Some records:
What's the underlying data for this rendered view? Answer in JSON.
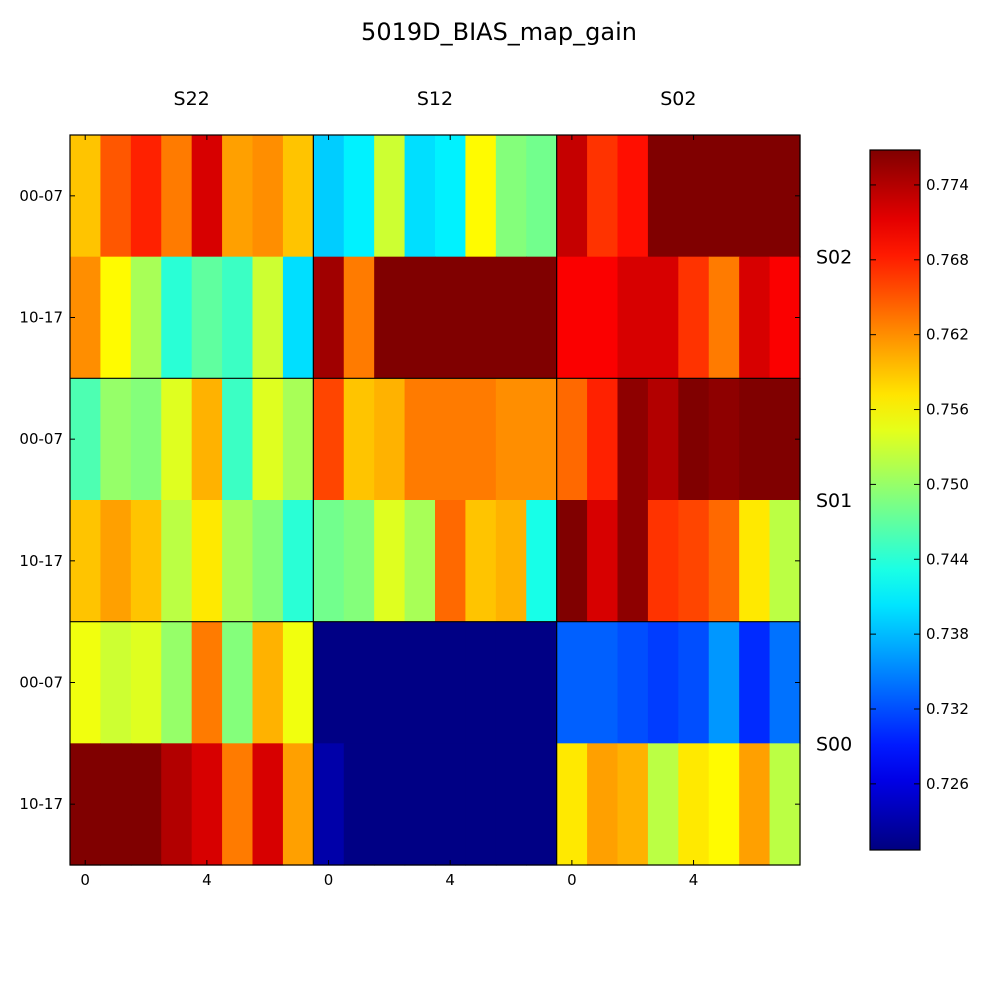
{
  "chart_data": {
    "type": "heatmap",
    "title": "5019D_BIAS_map_gain",
    "column_groups": [
      "S22",
      "S12",
      "S02"
    ],
    "row_groups": [
      "S02",
      "S01",
      "S00"
    ],
    "row_labels": [
      "00-07",
      "10-17",
      "00-07",
      "10-17",
      "00-07",
      "10-17"
    ],
    "x_tick_labels": [
      "0",
      "4"
    ],
    "x_tick_values": [
      0,
      4
    ],
    "colorbar": {
      "colormap": "jet",
      "min": 0.7207,
      "max": 0.7768,
      "ticks": [
        0.726,
        0.732,
        0.738,
        0.744,
        0.75,
        0.756,
        0.762,
        0.768,
        0.774
      ],
      "tick_labels": [
        "0.726",
        "0.732",
        "0.738",
        "0.744",
        "0.750",
        "0.756",
        "0.762",
        "0.768",
        "0.774"
      ]
    },
    "values": [
      [
        0.759,
        0.765,
        0.768,
        0.763,
        0.772,
        0.761,
        0.762,
        0.759,
        0.739,
        0.741,
        0.753,
        0.74,
        0.741,
        0.756,
        0.749,
        0.748,
        0.773,
        0.767,
        0.769,
        0.777,
        0.777,
        0.777,
        0.777,
        0.777
      ],
      [
        0.762,
        0.756,
        0.751,
        0.744,
        0.747,
        0.745,
        0.753,
        0.74,
        0.775,
        0.763,
        0.777,
        0.777,
        0.777,
        0.777,
        0.777,
        0.777,
        0.77,
        0.77,
        0.772,
        0.772,
        0.767,
        0.763,
        0.772,
        0.77
      ],
      [
        0.746,
        0.75,
        0.749,
        0.754,
        0.76,
        0.745,
        0.754,
        0.751,
        0.766,
        0.759,
        0.76,
        0.763,
        0.763,
        0.763,
        0.762,
        0.762,
        0.764,
        0.768,
        0.776,
        0.774,
        0.777,
        0.776,
        0.777,
        0.777
      ],
      [
        0.759,
        0.761,
        0.759,
        0.752,
        0.757,
        0.751,
        0.749,
        0.744,
        0.748,
        0.749,
        0.754,
        0.751,
        0.764,
        0.759,
        0.76,
        0.743,
        0.777,
        0.772,
        0.776,
        0.767,
        0.766,
        0.764,
        0.757,
        0.752
      ],
      [
        0.755,
        0.753,
        0.754,
        0.75,
        0.763,
        0.749,
        0.76,
        0.755,
        0.721,
        0.721,
        0.721,
        0.721,
        0.721,
        0.721,
        0.721,
        0.721,
        0.733,
        0.733,
        0.732,
        0.731,
        0.732,
        0.736,
        0.73,
        0.734
      ],
      [
        0.777,
        0.777,
        0.777,
        0.774,
        0.772,
        0.763,
        0.772,
        0.761,
        0.723,
        0.721,
        0.721,
        0.721,
        0.721,
        0.721,
        0.721,
        0.721,
        0.757,
        0.761,
        0.76,
        0.752,
        0.757,
        0.756,
        0.761,
        0.752
      ]
    ]
  }
}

• _Instructions for the task_: Without including any pictures, print each record exactly.

• _The output_:
What's the underlying data for this rendered view? Answer in JSON.
{
  "chart_data": {
    "type": "heatmap",
    "title": "5019D_BIAS_map_gain",
    "column_groups": [
      "S22",
      "S12",
      "S02"
    ],
    "row_groups": [
      "S02",
      "S01",
      "S00"
    ],
    "row_labels": [
      "00-07",
      "10-17",
      "00-07",
      "10-17",
      "00-07",
      "10-17"
    ],
    "x_tick_labels": [
      "0",
      "4"
    ],
    "x_tick_values": [
      0,
      4
    ],
    "colorbar": {
      "colormap": "jet",
      "min": 0.7207,
      "max": 0.7768,
      "ticks": [
        0.726,
        0.732,
        0.738,
        0.744,
        0.75,
        0.756,
        0.762,
        0.768,
        0.774
      ],
      "tick_labels": [
        "0.726",
        "0.732",
        "0.738",
        "0.744",
        "0.750",
        "0.756",
        "0.762",
        "0.768",
        "0.774"
      ]
    },
    "values": [
      [
        0.759,
        0.765,
        0.768,
        0.763,
        0.772,
        0.761,
        0.762,
        0.759,
        0.739,
        0.741,
        0.753,
        0.74,
        0.741,
        0.756,
        0.749,
        0.748,
        0.773,
        0.767,
        0.769,
        0.777,
        0.777,
        0.777,
        0.777,
        0.777
      ],
      [
        0.762,
        0.756,
        0.751,
        0.744,
        0.747,
        0.745,
        0.753,
        0.74,
        0.775,
        0.763,
        0.777,
        0.777,
        0.777,
        0.777,
        0.777,
        0.777,
        0.77,
        0.77,
        0.772,
        0.772,
        0.767,
        0.763,
        0.772,
        0.77
      ],
      [
        0.746,
        0.75,
        0.749,
        0.754,
        0.76,
        0.745,
        0.754,
        0.751,
        0.766,
        0.759,
        0.76,
        0.763,
        0.763,
        0.763,
        0.762,
        0.762,
        0.764,
        0.768,
        0.776,
        0.774,
        0.777,
        0.776,
        0.777,
        0.777
      ],
      [
        0.759,
        0.761,
        0.759,
        0.752,
        0.757,
        0.751,
        0.749,
        0.744,
        0.748,
        0.749,
        0.754,
        0.751,
        0.764,
        0.759,
        0.76,
        0.743,
        0.777,
        0.772,
        0.776,
        0.767,
        0.766,
        0.764,
        0.757,
        0.752
      ],
      [
        0.755,
        0.753,
        0.754,
        0.75,
        0.763,
        0.749,
        0.76,
        0.755,
        0.721,
        0.721,
        0.721,
        0.721,
        0.721,
        0.721,
        0.721,
        0.721,
        0.733,
        0.733,
        0.732,
        0.731,
        0.732,
        0.736,
        0.73,
        0.734
      ],
      [
        0.777,
        0.777,
        0.777,
        0.774,
        0.772,
        0.763,
        0.772,
        0.761,
        0.723,
        0.721,
        0.721,
        0.721,
        0.721,
        0.721,
        0.721,
        0.721,
        0.757,
        0.761,
        0.76,
        0.752,
        0.757,
        0.756,
        0.761,
        0.752
      ]
    ]
  }
}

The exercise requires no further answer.